* WHAT YOU ARE ASKED TO DO
Copy out the entries exactly, from the first line to the last.
* BEGIN DATA SHOWN *
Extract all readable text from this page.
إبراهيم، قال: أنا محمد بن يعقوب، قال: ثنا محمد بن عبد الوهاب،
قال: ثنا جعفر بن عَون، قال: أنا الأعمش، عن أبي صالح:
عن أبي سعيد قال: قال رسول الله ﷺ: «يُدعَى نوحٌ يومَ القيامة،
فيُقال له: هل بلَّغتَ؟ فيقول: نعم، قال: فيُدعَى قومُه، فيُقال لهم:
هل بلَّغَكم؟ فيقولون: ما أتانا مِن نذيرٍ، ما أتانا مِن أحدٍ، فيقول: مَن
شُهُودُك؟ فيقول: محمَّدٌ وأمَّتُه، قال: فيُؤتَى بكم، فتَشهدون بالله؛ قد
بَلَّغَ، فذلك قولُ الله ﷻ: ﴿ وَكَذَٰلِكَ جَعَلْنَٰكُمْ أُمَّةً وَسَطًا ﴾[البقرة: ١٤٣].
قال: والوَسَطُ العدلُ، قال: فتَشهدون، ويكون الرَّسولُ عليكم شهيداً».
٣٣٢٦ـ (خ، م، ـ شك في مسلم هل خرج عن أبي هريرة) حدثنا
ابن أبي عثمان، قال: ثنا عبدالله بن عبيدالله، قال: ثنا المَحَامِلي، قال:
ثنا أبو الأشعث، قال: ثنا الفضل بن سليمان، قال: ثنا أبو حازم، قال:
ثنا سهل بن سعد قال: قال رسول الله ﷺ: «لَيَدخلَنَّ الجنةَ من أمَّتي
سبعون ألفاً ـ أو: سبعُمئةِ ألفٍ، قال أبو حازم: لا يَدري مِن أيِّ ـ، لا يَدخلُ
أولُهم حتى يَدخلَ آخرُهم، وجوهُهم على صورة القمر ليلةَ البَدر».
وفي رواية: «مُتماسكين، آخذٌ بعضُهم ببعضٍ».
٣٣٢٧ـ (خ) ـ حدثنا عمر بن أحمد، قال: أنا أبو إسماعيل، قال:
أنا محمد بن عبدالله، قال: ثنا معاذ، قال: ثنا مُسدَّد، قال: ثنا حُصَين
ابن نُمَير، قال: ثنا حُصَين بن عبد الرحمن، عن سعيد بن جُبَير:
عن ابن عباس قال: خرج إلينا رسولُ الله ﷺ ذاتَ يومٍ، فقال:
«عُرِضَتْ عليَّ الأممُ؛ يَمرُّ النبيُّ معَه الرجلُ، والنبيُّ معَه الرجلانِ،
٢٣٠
* END DATA SHOWN *
* SOLUTION
Extract all readable text from this page.
إبراهيم، قال: أنا محمد بن يعقوب، قال: ثنا محمد بن عبد الوهاب،
قال: ثنا جعفر بن عَون، قال: أنا الأعمش، عن أبي صالح:
عن أبي سعيد قال: قال رسول الله ﷺ: «يُدعَى نوحٌ يومَ القيامة،
فيُقال له: هل بلَّغتَ؟ فيقول: نعم، قال: فيُدعَى قومُه، فيُقال لهم:
هل بلَّغَكم؟ فيقولون: ما أتانا مِن نذيرٍ، ما أتانا مِن أحدٍ، فيقول: مَن
شُهُودُك؟ فيقول: محمَّدٌ وأمَّتُه، قال: فيُؤتَى بكم، فتَشهدون بالله؛ قد
بَلَّغَ، فذلك قولُ الله ﷻ: ﴿ وَكَذَٰلِكَ جَعَلْنَٰكُمْ أُمَّةً وَسَطًا ﴾[البقرة: ١٤٣].
قال: والوَسَطُ العدلُ، قال: فتَشهدون، ويكون الرَّسولُ عليكم شهيداً».
٣٣٢٦ـ (خ، م، ـ شك في مسلم هل خرج عن أبي هريرة) حدثنا
ابن أبي عثمان، قال: ثنا عبدالله بن عبيدالله، قال: ثنا المَحَامِلي، قال:
ثنا أبو الأشعث، قال: ثنا الفضل بن سليمان، قال: ثنا أبو حازم، قال:
ثنا سهل بن سعد قال: قال رسول الله ﷺ: «لَيَدخلَنَّ الجنةَ من أمَّتي
سبعون ألفاً ـ أو: سبعُمئةِ ألفٍ، قال أبو حازم: لا يَدري مِن أيِّ ـ، لا يَدخلُ
أولُهم حتى يَدخلَ آخرُهم، وجوهُهم على صورة القمر ليلةَ البَدر».
وفي رواية: «مُتماسكين، آخذٌ بعضُهم ببعضٍ».
٣٣٢٧ـ (خ) ـ حدثنا عمر بن أحمد، قال: أنا أبو إسماعيل، قال:
أنا محمد بن عبدالله، قال: ثنا معاذ، قال: ثنا مُسدَّد، قال: ثنا حُصَين
ابن نُمَير، قال: ثنا حُصَين بن عبد الرحمن، عن سعيد بن جُبَير:
عن ابن عباس قال: خرج إلينا رسولُ الله ﷺ ذاتَ يومٍ، فقال:
«عُرِضَتْ عليَّ الأممُ؛ يَمرُّ النبيُّ معَه الرجلُ، والنبيُّ معَه الرجلانِ،
٢٣٠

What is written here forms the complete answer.